EXERCISE BRIEF: Below are entries; count the lines among them that contain the word "these", and give only the count.
• • • •
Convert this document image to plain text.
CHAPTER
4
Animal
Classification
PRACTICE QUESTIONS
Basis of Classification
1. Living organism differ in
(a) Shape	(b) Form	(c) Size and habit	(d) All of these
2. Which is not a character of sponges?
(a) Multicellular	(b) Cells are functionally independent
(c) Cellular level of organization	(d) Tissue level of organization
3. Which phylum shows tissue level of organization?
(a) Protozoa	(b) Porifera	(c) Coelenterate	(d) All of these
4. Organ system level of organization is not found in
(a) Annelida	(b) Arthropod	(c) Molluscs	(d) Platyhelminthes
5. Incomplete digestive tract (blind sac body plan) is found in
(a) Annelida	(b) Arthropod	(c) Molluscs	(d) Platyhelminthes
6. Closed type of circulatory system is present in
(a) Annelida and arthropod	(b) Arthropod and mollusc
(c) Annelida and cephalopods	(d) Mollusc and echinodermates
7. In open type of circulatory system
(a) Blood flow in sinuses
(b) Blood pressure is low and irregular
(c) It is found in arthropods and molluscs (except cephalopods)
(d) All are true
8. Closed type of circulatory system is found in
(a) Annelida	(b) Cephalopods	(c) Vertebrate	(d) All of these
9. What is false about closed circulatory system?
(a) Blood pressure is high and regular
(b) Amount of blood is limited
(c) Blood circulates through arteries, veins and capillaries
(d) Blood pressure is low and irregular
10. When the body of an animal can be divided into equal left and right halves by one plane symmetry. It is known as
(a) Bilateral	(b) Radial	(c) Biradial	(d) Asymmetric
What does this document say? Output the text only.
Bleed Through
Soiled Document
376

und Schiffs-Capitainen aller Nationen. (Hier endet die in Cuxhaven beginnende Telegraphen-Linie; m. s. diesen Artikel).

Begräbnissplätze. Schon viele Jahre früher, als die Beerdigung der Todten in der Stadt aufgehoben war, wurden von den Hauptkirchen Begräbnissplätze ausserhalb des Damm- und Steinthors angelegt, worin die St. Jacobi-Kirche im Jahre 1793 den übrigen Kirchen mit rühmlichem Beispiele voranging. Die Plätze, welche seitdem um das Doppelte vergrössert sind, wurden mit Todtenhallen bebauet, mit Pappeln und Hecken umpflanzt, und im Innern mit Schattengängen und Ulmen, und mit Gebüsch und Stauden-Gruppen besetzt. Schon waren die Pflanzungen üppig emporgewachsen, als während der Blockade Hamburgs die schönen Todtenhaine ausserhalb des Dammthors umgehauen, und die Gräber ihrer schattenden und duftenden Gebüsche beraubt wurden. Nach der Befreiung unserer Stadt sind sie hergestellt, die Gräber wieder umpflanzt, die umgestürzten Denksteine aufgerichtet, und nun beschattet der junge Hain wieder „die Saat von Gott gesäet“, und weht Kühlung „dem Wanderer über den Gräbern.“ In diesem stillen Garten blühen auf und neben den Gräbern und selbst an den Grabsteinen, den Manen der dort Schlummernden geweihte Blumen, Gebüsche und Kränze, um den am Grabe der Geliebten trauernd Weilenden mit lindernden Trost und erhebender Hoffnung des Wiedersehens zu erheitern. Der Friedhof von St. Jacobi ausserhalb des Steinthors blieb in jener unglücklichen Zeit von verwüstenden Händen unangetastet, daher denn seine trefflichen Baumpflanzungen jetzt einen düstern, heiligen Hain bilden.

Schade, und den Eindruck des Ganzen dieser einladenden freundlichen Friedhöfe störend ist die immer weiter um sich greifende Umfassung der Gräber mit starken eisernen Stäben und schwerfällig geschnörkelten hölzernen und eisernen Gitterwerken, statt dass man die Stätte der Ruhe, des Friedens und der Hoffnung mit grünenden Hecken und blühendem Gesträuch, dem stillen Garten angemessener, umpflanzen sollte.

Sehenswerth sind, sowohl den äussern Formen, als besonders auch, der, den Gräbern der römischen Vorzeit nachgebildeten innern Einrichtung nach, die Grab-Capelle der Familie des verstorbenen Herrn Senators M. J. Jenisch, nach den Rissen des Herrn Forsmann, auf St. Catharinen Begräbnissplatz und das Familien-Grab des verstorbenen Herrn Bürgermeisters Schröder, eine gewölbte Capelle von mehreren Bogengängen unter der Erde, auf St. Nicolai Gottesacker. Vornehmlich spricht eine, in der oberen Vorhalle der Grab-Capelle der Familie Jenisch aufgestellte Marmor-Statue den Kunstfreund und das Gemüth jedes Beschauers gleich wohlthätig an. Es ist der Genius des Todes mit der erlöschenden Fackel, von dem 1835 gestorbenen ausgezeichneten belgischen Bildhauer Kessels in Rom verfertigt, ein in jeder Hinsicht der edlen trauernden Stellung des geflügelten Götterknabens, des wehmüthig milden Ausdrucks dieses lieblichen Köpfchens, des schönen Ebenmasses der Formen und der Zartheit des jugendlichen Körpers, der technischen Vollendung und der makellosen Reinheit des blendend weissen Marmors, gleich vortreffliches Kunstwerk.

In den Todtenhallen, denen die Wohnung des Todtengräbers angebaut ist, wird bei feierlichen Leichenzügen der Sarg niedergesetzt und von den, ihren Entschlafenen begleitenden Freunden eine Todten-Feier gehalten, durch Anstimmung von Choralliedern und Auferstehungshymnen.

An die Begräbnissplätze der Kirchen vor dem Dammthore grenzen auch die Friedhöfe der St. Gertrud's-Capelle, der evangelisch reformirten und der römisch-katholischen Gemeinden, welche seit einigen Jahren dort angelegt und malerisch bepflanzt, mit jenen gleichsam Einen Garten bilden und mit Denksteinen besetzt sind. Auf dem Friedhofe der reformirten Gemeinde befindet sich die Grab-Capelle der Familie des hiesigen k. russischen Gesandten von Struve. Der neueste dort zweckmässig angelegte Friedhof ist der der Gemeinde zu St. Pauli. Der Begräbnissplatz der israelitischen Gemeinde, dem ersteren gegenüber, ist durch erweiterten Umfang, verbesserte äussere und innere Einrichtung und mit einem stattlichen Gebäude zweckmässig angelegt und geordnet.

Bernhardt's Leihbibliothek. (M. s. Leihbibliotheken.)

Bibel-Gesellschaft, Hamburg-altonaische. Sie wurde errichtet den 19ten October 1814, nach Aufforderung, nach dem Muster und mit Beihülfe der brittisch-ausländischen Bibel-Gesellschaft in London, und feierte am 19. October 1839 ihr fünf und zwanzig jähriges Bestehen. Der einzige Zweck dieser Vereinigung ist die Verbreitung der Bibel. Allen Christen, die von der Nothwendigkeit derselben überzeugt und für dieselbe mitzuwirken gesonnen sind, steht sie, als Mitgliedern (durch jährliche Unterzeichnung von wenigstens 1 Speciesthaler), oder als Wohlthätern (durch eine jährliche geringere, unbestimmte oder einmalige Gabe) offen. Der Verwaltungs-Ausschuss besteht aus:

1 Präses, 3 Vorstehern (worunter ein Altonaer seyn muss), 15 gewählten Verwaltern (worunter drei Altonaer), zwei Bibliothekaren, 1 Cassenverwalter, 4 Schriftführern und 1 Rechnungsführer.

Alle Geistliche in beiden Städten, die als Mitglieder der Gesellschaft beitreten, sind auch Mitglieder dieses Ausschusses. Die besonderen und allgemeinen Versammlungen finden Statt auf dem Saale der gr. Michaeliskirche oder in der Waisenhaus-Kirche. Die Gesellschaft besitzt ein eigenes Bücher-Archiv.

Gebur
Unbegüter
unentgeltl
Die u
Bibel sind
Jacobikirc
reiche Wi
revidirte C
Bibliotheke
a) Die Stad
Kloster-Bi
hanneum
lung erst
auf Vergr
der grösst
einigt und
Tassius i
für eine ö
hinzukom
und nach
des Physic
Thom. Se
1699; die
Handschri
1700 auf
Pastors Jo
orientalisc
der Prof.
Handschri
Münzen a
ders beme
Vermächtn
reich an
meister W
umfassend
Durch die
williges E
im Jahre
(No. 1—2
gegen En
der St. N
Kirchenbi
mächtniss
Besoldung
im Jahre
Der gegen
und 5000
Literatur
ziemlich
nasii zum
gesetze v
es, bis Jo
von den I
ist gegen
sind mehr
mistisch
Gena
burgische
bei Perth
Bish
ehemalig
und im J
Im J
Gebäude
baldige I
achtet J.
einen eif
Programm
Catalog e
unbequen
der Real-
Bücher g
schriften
• • • •
EXERCISE SOLUTION: 3